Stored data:
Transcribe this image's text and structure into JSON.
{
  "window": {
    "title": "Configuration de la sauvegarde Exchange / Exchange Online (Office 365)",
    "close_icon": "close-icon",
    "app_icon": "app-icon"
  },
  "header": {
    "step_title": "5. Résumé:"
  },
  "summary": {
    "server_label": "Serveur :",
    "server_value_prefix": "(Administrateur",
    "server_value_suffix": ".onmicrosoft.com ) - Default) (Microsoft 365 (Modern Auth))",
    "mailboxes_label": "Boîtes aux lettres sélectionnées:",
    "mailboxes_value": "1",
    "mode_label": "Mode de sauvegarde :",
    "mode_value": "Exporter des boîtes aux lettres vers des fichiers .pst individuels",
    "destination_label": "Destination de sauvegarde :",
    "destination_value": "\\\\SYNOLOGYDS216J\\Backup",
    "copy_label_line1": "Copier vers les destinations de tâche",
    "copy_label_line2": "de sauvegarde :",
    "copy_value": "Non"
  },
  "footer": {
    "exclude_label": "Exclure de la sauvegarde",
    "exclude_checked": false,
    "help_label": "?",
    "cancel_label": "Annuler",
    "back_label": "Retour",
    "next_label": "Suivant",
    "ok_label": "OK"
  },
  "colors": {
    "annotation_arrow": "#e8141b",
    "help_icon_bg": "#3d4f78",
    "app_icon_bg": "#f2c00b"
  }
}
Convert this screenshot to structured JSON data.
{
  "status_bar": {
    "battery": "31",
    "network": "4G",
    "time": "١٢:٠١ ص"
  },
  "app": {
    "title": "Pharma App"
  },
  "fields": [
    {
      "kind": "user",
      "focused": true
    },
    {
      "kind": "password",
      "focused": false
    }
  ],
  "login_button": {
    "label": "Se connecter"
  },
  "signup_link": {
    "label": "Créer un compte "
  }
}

What is expected:
Each entry above is to be quoted exactly.

Worked solution:
Transcribe this image's text and structure into JSON.
{
  "window": {
    "title": "Configuration de la sauvegarde Exchange / Exchange Online (Office 365)",
    "close_icon": "close-icon",
    "app_icon": "app-icon"
  },
  "header": {
    "step_title": "5. Résumé:"
  },
  "summary": {
    "server_label": "Serveur :",
    "server_value_prefix": "(Administrateur",
    "server_value_suffix": ".onmicrosoft.com ) - Default) (Microsoft 365 (Modern Auth))",
    "mailboxes_label": "Boîtes aux lettres sélectionnées:",
    "mailboxes_value": "1",
    "mode_label": "Mode de sauvegarde :",
    "mode_value": "Exporter des boîtes aux lettres vers des fichiers .pst individuels",
    "destination_label": "Destination de sauvegarde :",
    "destination_value": "\\\\SYNOLOGYDS216J\\Backup",
    "copy_label_line1": "Copier vers les destinations de tâche",
    "copy_label_line2": "de sauvegarde :",
    "copy_value": "Non"
  },
  "footer": {
    "exclude_label": "Exclure de la sauvegarde",
    "exclude_checked": false,
    "help_label": "?",
    "cancel_label": "Annuler",
    "back_label": "Retour",
    "next_label": "Suivant",
    "ok_label": "OK"
  },
  "colors": {
    "annotation_arrow": "#e8141b",
    "help_icon_bg": "#3d4f78",
    "app_icon_bg": "#f2c00b"
  }
}
Convert this screenshot to structured JSON data.
{
  "status_bar": {
    "battery": "31",
    "network": "4G",
    "time": "١٢:٠١ ص"
  },
  "app": {
    "title": "Pharma App"
  },
  "fields": [
    {
      "kind": "user",
      "focused": true
    },
    {
      "kind": "password",
      "focused": false
    }
  ],
  "login_button": {
    "label": "Se connecter"
  },
  "signup_link": {
    "label": "Créer un compte "
  }
}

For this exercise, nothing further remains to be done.